PROBLEM STATEMENT:
Collect every line below that contains the word "title".

Figure collection entries:

>>>

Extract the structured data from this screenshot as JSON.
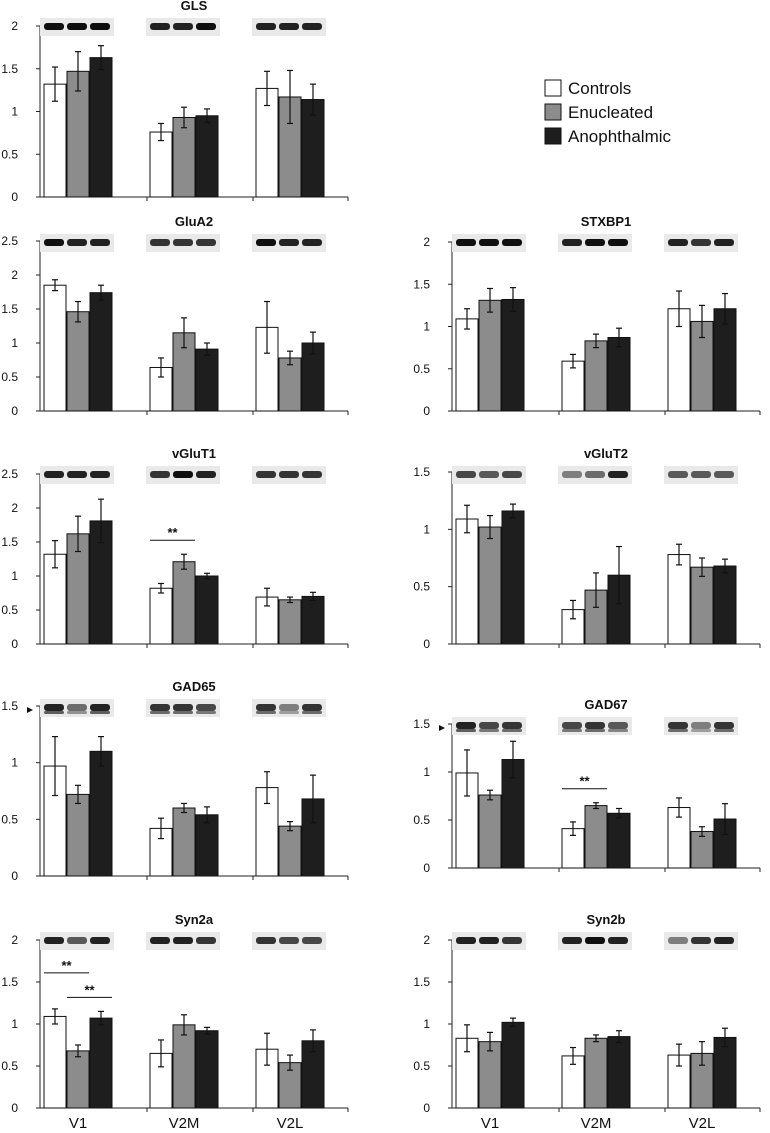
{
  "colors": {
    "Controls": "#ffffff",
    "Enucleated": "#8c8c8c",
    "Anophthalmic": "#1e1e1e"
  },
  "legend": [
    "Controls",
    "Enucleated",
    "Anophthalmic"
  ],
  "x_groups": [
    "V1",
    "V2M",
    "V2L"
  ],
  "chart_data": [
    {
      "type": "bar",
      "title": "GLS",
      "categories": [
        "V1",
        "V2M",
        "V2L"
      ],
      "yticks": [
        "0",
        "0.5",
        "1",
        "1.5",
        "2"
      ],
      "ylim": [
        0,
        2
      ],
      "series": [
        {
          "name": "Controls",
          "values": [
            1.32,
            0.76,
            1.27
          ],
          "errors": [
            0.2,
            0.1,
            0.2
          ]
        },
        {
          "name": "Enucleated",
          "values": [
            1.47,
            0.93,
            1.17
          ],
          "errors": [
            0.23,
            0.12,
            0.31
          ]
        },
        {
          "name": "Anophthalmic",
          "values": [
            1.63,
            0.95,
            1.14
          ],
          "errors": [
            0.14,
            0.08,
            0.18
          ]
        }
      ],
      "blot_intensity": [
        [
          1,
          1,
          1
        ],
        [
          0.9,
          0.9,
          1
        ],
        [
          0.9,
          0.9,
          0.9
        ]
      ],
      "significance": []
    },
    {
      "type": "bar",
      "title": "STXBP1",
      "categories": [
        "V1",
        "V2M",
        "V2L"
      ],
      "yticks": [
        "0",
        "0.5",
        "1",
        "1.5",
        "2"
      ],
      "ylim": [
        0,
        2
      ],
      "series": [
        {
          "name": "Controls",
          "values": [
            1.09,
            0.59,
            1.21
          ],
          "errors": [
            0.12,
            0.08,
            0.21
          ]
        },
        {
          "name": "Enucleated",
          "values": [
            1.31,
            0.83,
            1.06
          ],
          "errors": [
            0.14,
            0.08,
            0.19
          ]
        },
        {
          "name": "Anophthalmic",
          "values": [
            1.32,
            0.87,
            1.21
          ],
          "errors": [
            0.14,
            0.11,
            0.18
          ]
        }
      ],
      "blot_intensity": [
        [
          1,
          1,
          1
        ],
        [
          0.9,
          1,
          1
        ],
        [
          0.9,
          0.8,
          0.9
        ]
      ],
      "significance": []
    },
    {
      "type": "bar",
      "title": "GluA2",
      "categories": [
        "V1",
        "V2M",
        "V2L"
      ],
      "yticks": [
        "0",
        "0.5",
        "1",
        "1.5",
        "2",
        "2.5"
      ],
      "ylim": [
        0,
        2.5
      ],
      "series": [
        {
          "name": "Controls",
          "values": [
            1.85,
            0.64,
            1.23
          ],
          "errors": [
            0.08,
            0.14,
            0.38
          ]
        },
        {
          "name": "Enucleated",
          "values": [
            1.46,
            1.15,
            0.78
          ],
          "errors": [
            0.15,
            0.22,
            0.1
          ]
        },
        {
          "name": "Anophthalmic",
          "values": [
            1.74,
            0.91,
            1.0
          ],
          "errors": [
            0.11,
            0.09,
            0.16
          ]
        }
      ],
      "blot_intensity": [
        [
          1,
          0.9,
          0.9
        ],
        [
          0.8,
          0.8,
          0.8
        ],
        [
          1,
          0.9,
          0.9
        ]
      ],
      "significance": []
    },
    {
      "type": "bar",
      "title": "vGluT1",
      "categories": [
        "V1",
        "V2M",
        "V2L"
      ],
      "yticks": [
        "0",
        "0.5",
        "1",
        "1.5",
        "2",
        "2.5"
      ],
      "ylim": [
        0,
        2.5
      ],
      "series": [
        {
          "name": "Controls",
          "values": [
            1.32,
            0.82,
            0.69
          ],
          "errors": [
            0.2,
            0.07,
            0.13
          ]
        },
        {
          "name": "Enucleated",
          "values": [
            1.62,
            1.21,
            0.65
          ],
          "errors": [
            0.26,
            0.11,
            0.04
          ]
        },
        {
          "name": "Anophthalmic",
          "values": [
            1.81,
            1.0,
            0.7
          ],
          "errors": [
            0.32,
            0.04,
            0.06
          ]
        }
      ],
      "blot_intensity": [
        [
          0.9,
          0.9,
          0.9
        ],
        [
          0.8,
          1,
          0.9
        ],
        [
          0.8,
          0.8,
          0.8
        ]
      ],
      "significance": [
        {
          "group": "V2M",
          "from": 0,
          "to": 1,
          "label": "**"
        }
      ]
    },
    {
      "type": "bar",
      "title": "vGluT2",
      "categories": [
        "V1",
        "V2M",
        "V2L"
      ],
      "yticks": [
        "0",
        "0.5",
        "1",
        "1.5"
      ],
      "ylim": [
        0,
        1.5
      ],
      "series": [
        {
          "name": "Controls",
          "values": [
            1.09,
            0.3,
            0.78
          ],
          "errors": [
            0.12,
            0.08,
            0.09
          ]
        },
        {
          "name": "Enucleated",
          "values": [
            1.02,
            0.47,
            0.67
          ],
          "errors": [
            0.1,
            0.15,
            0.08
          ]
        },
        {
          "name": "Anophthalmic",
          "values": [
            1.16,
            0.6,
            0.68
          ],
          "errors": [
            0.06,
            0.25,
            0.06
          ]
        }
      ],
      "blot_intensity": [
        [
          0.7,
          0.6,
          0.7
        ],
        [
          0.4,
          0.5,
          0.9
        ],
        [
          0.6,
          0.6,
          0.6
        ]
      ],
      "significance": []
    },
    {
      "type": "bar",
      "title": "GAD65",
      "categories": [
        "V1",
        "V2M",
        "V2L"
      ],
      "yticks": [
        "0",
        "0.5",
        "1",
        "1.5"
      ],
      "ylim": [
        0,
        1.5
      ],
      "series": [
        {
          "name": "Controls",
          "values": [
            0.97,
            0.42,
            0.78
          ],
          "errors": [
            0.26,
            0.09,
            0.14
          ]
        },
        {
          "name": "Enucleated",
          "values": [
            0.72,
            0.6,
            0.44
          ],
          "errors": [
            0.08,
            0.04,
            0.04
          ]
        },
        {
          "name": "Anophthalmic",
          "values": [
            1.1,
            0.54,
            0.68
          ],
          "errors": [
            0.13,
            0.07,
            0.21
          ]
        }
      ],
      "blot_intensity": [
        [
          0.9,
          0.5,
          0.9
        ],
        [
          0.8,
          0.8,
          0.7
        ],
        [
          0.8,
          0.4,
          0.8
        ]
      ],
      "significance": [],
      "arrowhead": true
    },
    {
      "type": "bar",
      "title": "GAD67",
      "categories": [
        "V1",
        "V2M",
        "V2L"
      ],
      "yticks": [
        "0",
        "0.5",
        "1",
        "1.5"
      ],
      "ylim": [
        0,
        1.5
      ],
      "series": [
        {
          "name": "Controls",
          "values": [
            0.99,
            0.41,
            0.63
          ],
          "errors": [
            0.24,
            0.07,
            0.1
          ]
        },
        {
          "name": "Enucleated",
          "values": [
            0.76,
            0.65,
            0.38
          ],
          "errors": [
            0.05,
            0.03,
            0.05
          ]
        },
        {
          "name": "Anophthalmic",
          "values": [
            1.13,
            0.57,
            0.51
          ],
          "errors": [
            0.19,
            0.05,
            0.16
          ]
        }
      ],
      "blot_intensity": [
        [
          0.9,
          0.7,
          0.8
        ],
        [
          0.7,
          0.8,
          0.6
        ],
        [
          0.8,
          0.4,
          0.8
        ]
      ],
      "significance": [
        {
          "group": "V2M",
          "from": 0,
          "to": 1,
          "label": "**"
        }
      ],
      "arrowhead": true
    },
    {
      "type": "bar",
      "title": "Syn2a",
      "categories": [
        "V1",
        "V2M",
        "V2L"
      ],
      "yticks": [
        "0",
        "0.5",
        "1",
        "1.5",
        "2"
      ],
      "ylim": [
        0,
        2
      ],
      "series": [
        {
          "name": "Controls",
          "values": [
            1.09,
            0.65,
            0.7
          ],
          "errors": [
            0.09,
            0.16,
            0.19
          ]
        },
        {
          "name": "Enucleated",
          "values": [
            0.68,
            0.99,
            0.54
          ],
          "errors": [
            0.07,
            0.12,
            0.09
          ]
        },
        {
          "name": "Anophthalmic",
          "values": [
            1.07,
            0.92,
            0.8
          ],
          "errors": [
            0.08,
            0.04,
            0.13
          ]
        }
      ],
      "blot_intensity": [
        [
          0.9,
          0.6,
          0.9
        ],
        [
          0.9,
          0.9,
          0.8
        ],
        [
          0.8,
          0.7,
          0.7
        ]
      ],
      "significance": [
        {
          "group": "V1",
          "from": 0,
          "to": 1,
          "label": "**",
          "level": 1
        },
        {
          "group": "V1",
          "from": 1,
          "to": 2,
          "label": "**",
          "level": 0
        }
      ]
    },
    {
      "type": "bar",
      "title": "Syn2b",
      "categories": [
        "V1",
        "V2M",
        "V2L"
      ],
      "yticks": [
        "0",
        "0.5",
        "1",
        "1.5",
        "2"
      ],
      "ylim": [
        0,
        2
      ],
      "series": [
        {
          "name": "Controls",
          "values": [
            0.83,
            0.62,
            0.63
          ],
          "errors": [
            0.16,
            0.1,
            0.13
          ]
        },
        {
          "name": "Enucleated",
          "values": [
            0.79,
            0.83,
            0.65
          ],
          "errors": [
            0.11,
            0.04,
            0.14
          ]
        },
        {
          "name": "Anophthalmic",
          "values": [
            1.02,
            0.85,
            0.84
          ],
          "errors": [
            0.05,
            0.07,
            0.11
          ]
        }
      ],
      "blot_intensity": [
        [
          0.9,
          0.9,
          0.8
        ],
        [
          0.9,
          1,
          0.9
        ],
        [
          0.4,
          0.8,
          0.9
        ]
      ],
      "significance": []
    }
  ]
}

<<<

THE ANSWER:
      "title": "GLS",
      "title": "STXBP1",
      "title": "GluA2",
      "title": "vGluT1",
      "title": "vGluT2",
      "title": "GAD65",
      "title": "GAD67",
      "title": "Syn2a",
      "title": "Syn2b",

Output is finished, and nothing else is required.